**Task prompt**: Make an exact copy of all the data.

**Supplied entries**:
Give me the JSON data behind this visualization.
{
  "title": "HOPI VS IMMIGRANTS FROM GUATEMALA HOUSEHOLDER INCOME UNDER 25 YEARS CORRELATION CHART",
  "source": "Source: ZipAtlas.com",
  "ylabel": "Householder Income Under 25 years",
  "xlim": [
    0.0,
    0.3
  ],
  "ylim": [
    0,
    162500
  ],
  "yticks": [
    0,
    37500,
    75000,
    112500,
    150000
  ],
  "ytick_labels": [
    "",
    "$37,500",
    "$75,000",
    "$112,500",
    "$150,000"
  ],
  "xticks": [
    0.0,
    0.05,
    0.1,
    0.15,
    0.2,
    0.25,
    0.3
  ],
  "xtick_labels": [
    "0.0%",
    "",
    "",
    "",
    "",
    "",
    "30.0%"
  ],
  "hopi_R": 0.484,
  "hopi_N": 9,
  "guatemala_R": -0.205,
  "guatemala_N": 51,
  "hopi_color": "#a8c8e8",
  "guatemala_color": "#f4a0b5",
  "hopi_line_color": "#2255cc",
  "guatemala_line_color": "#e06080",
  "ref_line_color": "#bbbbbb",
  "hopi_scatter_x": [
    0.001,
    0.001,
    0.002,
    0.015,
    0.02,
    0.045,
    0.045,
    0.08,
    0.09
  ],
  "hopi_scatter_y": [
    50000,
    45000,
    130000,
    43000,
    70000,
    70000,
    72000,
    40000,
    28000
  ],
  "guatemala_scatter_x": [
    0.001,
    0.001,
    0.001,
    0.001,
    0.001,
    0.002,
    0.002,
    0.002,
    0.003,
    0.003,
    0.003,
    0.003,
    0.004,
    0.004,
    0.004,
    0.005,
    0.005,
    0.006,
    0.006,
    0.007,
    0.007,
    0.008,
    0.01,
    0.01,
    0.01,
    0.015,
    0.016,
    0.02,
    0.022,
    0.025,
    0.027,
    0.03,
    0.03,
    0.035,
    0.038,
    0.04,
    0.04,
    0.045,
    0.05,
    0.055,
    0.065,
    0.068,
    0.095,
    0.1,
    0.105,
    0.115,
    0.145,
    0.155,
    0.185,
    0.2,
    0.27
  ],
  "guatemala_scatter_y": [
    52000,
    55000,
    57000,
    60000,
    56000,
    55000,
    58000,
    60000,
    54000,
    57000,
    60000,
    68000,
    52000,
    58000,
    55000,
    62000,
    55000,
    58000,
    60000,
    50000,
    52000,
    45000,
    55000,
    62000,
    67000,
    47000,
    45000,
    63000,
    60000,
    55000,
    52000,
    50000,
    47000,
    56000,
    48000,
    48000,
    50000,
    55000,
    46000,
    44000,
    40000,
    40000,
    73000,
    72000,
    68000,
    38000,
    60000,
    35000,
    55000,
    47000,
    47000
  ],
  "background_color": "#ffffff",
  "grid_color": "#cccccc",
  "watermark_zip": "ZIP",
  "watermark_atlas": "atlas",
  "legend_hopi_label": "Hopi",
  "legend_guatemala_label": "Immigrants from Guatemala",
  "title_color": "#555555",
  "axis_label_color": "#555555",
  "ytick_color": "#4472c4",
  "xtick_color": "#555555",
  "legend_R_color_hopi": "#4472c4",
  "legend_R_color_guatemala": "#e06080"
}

**Complete answer**:
Give me the JSON data behind this visualization.
{
  "title": "HOPI VS IMMIGRANTS FROM GUATEMALA HOUSEHOLDER INCOME UNDER 25 YEARS CORRELATION CHART",
  "source": "Source: ZipAtlas.com",
  "ylabel": "Householder Income Under 25 years",
  "xlim": [
    0.0,
    0.3
  ],
  "ylim": [
    0,
    162500
  ],
  "yticks": [
    0,
    37500,
    75000,
    112500,
    150000
  ],
  "ytick_labels": [
    "",
    "$37,500",
    "$75,000",
    "$112,500",
    "$150,000"
  ],
  "xticks": [
    0.0,
    0.05,
    0.1,
    0.15,
    0.2,
    0.25,
    0.3
  ],
  "xtick_labels": [
    "0.0%",
    "",
    "",
    "",
    "",
    "",
    "30.0%"
  ],
  "hopi_R": 0.484,
  "hopi_N": 9,
  "guatemala_R": -0.205,
  "guatemala_N": 51,
  "hopi_color": "#a8c8e8",
  "guatemala_color": "#f4a0b5",
  "hopi_line_color": "#2255cc",
  "guatemala_line_color": "#e06080",
  "ref_line_color": "#bbbbbb",
  "hopi_scatter_x": [
    0.001,
    0.001,
    0.002,
    0.015,
    0.02,
    0.045,
    0.045,
    0.08,
    0.09
  ],
  "hopi_scatter_y": [
    50000,
    45000,
    130000,
    43000,
    70000,
    70000,
    72000,
    40000,
    28000
  ],
  "guatemala_scatter_x": [
    0.001,
    0.001,
    0.001,
    0.001,
    0.001,
    0.002,
    0.002,
    0.002,
    0.003,
    0.003,
    0.003,
    0.003,
    0.004,
    0.004,
    0.004,
    0.005,
    0.005,
    0.006,
    0.006,
    0.007,
    0.007,
    0.008,
    0.01,
    0.01,
    0.01,
    0.015,
    0.016,
    0.02,
    0.022,
    0.025,
    0.027,
    0.03,
    0.03,
    0.035,
    0.038,
    0.04,
    0.04,
    0.045,
    0.05,
    0.055,
    0.065,
    0.068,
    0.095,
    0.1,
    0.105,
    0.115,
    0.145,
    0.155,
    0.185,
    0.2,
    0.27
  ],
  "guatemala_scatter_y": [
    52000,
    55000,
    57000,
    60000,
    56000,
    55000,
    58000,
    60000,
    54000,
    57000,
    60000,
    68000,
    52000,
    58000,
    55000,
    62000,
    55000,
    58000,
    60000,
    50000,
    52000,
    45000,
    55000,
    62000,
    67000,
    47000,
    45000,
    63000,
    60000,
    55000,
    52000,
    50000,
    47000,
    56000,
    48000,
    48000,
    50000,
    55000,
    46000,
    44000,
    40000,
    40000,
    73000,
    72000,
    68000,
    38000,
    60000,
    35000,
    55000,
    47000,
    47000
  ],
  "background_color": "#ffffff",
  "grid_color": "#cccccc",
  "watermark_zip": "ZIP",
  "watermark_atlas": "atlas",
  "legend_hopi_label": "Hopi",
  "legend_guatemala_label": "Immigrants from Guatemala",
  "title_color": "#555555",
  "axis_label_color": "#555555",
  "ytick_color": "#4472c4",
  "xtick_color": "#555555",
  "legend_R_color_hopi": "#4472c4",
  "legend_R_color_guatemala": "#e06080"
}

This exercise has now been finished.